Exercise directions ::
Pull out each line of the records holding the string "kind".
Start The records
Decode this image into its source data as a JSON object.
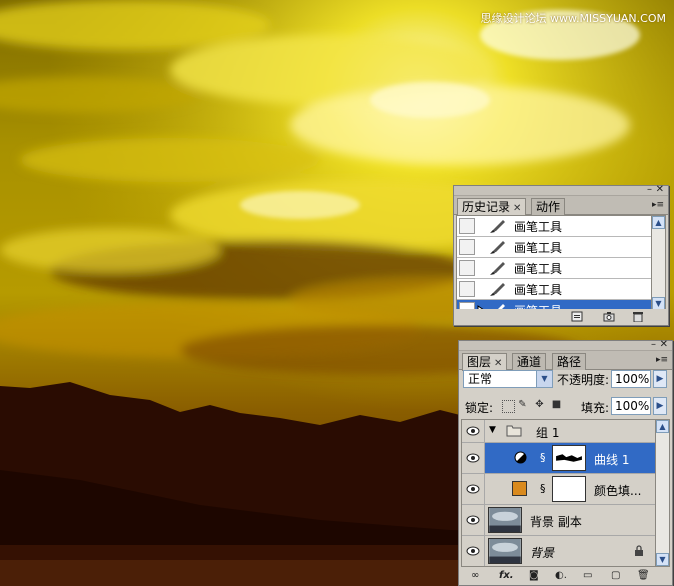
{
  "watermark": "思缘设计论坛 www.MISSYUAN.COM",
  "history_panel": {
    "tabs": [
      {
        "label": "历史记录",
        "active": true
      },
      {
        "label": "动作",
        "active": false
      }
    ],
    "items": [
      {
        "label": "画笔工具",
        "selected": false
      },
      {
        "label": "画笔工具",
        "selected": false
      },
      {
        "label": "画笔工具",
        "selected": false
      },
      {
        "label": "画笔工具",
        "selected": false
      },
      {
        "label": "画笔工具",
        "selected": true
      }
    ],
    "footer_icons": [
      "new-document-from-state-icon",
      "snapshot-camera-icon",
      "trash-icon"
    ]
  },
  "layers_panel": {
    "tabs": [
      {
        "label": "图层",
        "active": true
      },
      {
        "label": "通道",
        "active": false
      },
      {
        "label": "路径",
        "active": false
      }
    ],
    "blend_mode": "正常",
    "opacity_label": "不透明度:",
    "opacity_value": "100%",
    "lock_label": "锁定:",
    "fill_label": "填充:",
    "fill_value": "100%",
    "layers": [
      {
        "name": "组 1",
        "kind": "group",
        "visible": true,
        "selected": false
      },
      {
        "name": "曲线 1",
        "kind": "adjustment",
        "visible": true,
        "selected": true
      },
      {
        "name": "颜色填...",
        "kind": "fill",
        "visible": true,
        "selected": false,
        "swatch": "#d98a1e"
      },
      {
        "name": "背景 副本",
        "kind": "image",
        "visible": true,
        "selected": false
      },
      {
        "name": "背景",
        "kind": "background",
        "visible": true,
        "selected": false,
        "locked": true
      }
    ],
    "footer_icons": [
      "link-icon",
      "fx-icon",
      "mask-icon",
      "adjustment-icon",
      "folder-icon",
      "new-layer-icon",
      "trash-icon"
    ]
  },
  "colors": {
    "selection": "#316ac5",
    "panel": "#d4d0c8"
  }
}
End The records
Start The records
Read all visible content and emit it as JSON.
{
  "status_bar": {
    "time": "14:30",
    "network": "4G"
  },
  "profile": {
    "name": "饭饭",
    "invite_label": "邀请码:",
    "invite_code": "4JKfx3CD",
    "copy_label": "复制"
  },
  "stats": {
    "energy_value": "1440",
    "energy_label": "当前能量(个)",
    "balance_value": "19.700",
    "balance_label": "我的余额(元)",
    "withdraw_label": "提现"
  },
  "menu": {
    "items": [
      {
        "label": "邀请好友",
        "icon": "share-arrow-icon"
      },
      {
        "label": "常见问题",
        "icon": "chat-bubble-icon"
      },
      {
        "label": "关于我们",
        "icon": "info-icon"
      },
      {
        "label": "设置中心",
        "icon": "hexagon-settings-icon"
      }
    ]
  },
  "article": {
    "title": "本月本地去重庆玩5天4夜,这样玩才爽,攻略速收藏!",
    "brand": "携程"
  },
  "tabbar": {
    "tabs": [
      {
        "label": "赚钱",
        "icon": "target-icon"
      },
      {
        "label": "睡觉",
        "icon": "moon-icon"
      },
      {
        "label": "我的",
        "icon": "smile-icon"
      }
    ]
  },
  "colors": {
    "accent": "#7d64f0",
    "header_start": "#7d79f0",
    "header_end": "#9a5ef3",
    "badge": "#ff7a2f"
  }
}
End The records
Task solution ::
        "kind": "group",
        "kind": "adjustment",
        "kind": "fill",
        "kind": "image",
        "kind": "background",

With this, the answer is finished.